## PROBLEM
Every entry below should be repeated exactly; the pictures should not.

○ ○ ○

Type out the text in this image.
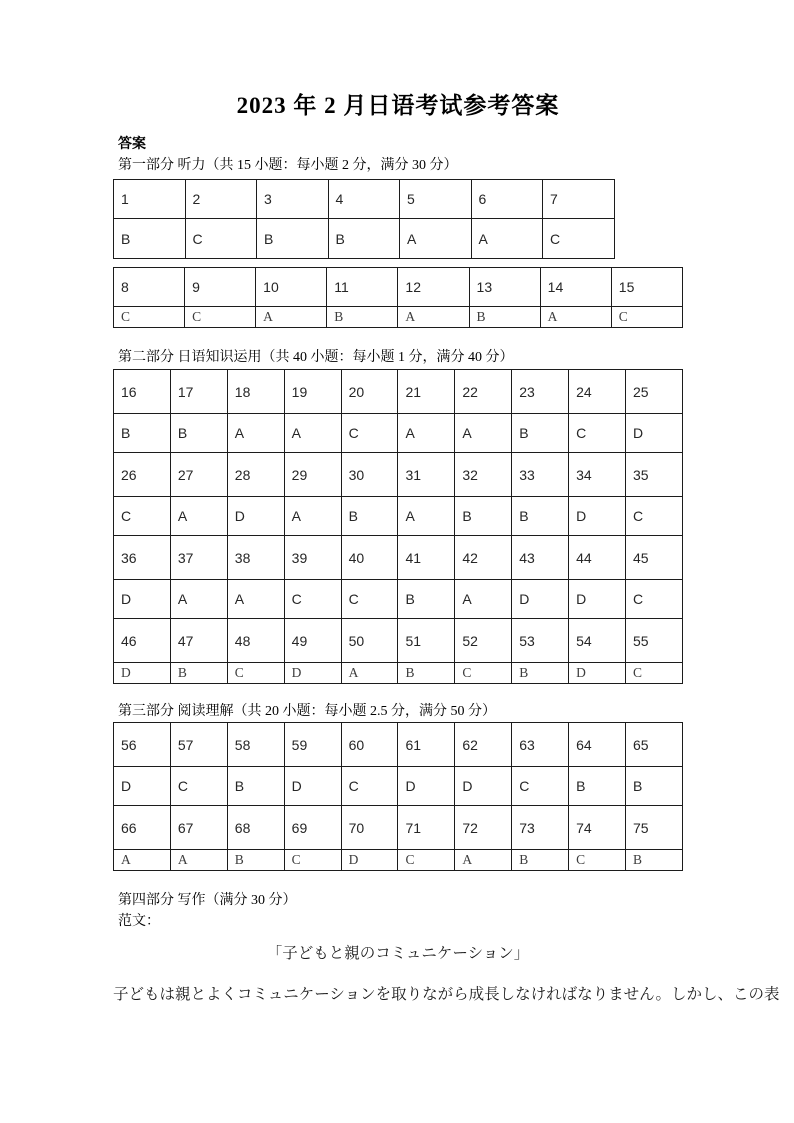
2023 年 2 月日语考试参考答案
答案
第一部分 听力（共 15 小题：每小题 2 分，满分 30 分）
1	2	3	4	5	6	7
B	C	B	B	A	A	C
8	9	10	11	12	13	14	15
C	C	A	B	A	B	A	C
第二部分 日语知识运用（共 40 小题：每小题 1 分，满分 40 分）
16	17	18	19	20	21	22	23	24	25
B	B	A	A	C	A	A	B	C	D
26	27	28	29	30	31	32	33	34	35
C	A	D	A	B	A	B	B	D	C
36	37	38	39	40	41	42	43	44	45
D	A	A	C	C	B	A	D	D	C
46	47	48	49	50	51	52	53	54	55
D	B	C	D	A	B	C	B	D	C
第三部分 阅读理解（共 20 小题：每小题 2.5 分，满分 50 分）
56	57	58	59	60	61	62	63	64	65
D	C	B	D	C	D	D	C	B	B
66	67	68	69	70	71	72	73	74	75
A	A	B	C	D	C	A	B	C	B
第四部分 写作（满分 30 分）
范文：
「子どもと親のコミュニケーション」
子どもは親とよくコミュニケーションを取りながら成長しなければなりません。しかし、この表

○ ○ ○

## PROBLEM SOLUTION
Type out the text in this image.
2023 年 2 月日语考试参考答案
答案
第一部分 听力（共 15 小题：每小题 2 分，满分 30 分）
1	2	3	4	5	6	7
B	C	B	B	A	A	C
8	9	10	11	12	13	14	15
C	C	A	B	A	B	A	C
第二部分 日语知识运用（共 40 小题：每小题 1 分，满分 40 分）
16	17	18	19	20	21	22	23	24	25
B	B	A	A	C	A	A	B	C	D
26	27	28	29	30	31	32	33	34	35
C	A	D	A	B	A	B	B	D	C
36	37	38	39	40	41	42	43	44	45
D	A	A	C	C	B	A	D	D	C
46	47	48	49	50	51	52	53	54	55
D	B	C	D	A	B	C	B	D	C
第三部分 阅读理解（共 20 小题：每小题 2.5 分，满分 50 分）
56	57	58	59	60	61	62	63	64	65
D	C	B	D	C	D	D	C	B	B
66	67	68	69	70	71	72	73	74	75
A	A	B	C	D	C	A	B	C	B
第四部分 写作（满分 30 分）
范文：
「子どもと親のコミュニケーション」
子どもは親とよくコミュニケーションを取りながら成長しなければなりません。しかし、この表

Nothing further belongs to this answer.